Visual layout data:
===

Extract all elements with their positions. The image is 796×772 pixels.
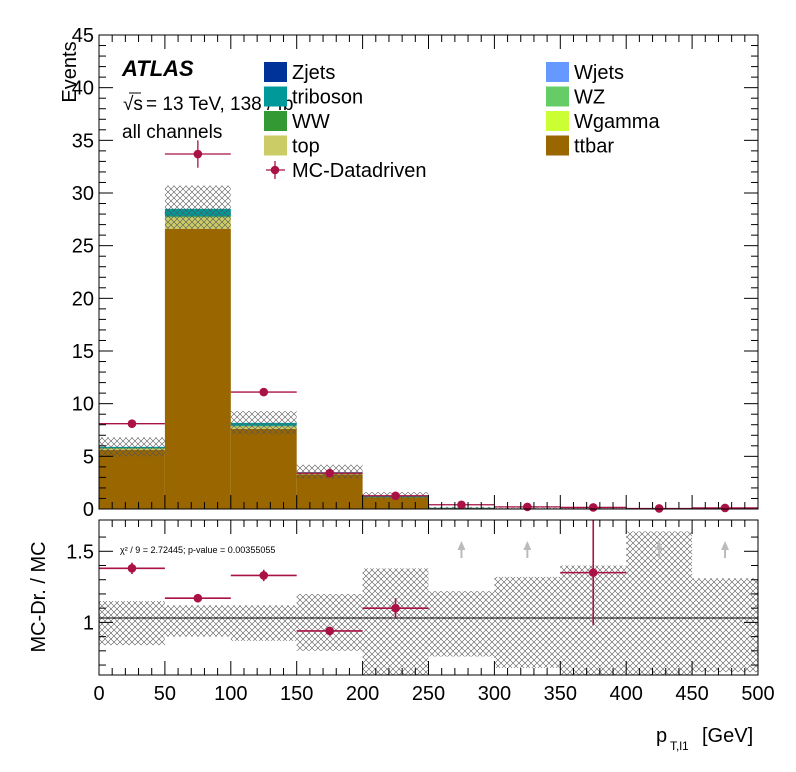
ratio-band-bin-1 (164, 605, 231, 637)
main-ytick-label-15: 15 (72, 341, 94, 363)
ratio-band-bin-5 (428, 591, 495, 657)
x-tick-label-500: 500 (741, 683, 774, 705)
channel-label: all channels (122, 122, 222, 143)
legend-label-ww: WW (292, 111, 330, 133)
data-point-4 (391, 491, 400, 501)
x-tick-label-200: 200 (346, 683, 379, 705)
legend-swatch-zjets (264, 62, 287, 82)
energy-annotation: √s = 13 TeV, 138 / fb (123, 92, 293, 115)
legend-swatch-wjets (546, 62, 569, 82)
y-axis-label-events: Events (59, 41, 81, 102)
bar-ttbar-bin-0 (99, 450, 165, 509)
ratio-band-bin-3 (296, 593, 363, 651)
ratio-point-375 (588, 568, 598, 577)
offscale-arrow-275 (457, 541, 466, 550)
main-ytick-label-25: 25 (72, 236, 94, 258)
uncertainty-band-bin-2 (230, 411, 297, 435)
x-axis-title: p T,l1 [GeV] (656, 725, 753, 753)
legend-swatch-wgamma (546, 111, 569, 131)
bar-ttbar-bin-2 (230, 428, 297, 509)
sqrt-s-symbol: √s (123, 94, 143, 115)
main-ytick-label-45: 45 (72, 25, 94, 47)
legend-label-wjets: Wjets (574, 62, 624, 84)
bar-ttbar-bin-3 (296, 474, 363, 509)
legend-swatch-wz (546, 86, 569, 107)
legend-swatch-ttbar (546, 135, 569, 156)
legend-label-zjets: Zjets (292, 62, 335, 84)
y-axis-label-ratio: MC-Dr. / MC (28, 541, 50, 652)
legend-swatch-top (264, 135, 287, 156)
legend-label-top: top (292, 136, 320, 158)
x-tick-label-50: 50 (154, 683, 176, 705)
data-point-2 (259, 387, 269, 397)
main-ytick-label-10: 10 (72, 394, 94, 416)
atlas-label: ATLAS (121, 56, 194, 81)
data-point-7 (588, 503, 598, 512)
main-ytick-label-35: 35 (72, 130, 94, 152)
legend-swatch-ww (264, 111, 287, 131)
x-tick-label-300: 300 (478, 683, 511, 705)
legend-label-mc-datadriven: MC-Datadriven (292, 160, 426, 182)
uncertainty-band-bin-0 (99, 437, 165, 457)
legend-label-wgamma: Wgamma (574, 111, 660, 133)
offscale-arrow-475 (721, 541, 730, 550)
legend-swatch-triboson (264, 86, 287, 107)
ratio-band-bin-4 (362, 568, 429, 675)
energy-label: = 13 TeV, 138 / fb (146, 94, 293, 115)
x-tick-label-0: 0 (93, 683, 104, 705)
data-point-1 (193, 149, 203, 159)
legend-marker-mc-datadriven (270, 165, 280, 175)
x-axis-title-main: p (656, 725, 667, 747)
data-point-3 (325, 468, 334, 478)
bar-ttbar-bin-1 (164, 228, 231, 509)
x-tick-label-450: 450 (675, 683, 708, 705)
data-point-5 (457, 500, 466, 510)
main-ytick-label-40: 40 (72, 78, 94, 100)
x-axis-title-subscript: T,l1 (670, 739, 689, 753)
ratio-band-bin-6 (494, 576, 561, 668)
x-tick-label-150: 150 (280, 683, 313, 705)
ratio-point-175 (325, 626, 334, 636)
offscale-arrow-325 (523, 541, 532, 550)
data-point-0 (127, 419, 137, 428)
data-point-8 (654, 504, 664, 513)
offscale-arrow-425 (655, 541, 664, 550)
x-tick-label-400: 400 (610, 683, 643, 705)
main-ytick-label-0: 0 (83, 499, 94, 521)
legend-label-wz: WZ (574, 87, 605, 109)
ratio-band-bin-2 (230, 605, 297, 641)
ratio-ytick-label-1: 1 (83, 612, 94, 634)
ratio-point-125 (259, 571, 269, 580)
data-point-9 (720, 503, 730, 513)
uncertainty-band-bin-1 (164, 185, 231, 229)
x-tick-label-250: 250 (412, 683, 445, 705)
ratio-band-bin-0 (99, 601, 165, 646)
ratio-ytick-label-1.5: 1.5 (66, 541, 94, 563)
main-ytick-label-5: 5 (83, 446, 94, 468)
ratio-point-225 (391, 603, 400, 613)
legend-label-triboson: triboson (292, 87, 363, 109)
bar-ttbar-bin-4 (362, 497, 429, 509)
main-panel: 0 5 10 15 20 25 30 35 40 45 Events ATLAS √s = 13 … (59, 25, 759, 521)
ratio-band-bin-9 (692, 578, 758, 673)
main-ytick-label-30: 30 (72, 183, 94, 205)
data-point-6 (523, 502, 532, 512)
ratio-point-75 (193, 593, 203, 603)
ratio-panel: 1 1.5 0 50 100 150 200 250 300 350 400 450 500 χ² /… (28, 519, 775, 753)
ratio-point-25 (127, 564, 137, 573)
x-axis-title-unit: [GeV] (702, 725, 753, 747)
chi2-label: χ² / 9 = 2.72445; p-value = 0.00355055 (120, 545, 275, 555)
x-tick-label-100: 100 (214, 683, 247, 705)
legend-label-ttbar: ttbar (574, 136, 614, 158)
x-tick-label-350: 350 (544, 683, 577, 705)
main-ytick-label-20: 20 (72, 288, 94, 310)
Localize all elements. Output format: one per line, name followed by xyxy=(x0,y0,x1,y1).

===

STATED EXERCISE :: Copy the lines verbatim, starting at the line with "ratio-band-bin-1 (164, 605, 231, 637)" and running up to and including the line with "x-tick-label-200: 200 (346, 683, 379, 705)".

ANSWER FOR THE TASK ::
ratio-band-bin-1 (164, 605, 231, 637)
main-ytick-label-15: 15 (72, 341, 94, 363)
ratio-band-bin-5 (428, 591, 495, 657)
x-tick-label-500: 500 (741, 683, 774, 705)
channel-label: all channels (122, 122, 222, 143)
legend-label-ww: WW (292, 111, 330, 133)
data-point-4 (391, 491, 400, 501)
x-tick-label-200: 200 (346, 683, 379, 705)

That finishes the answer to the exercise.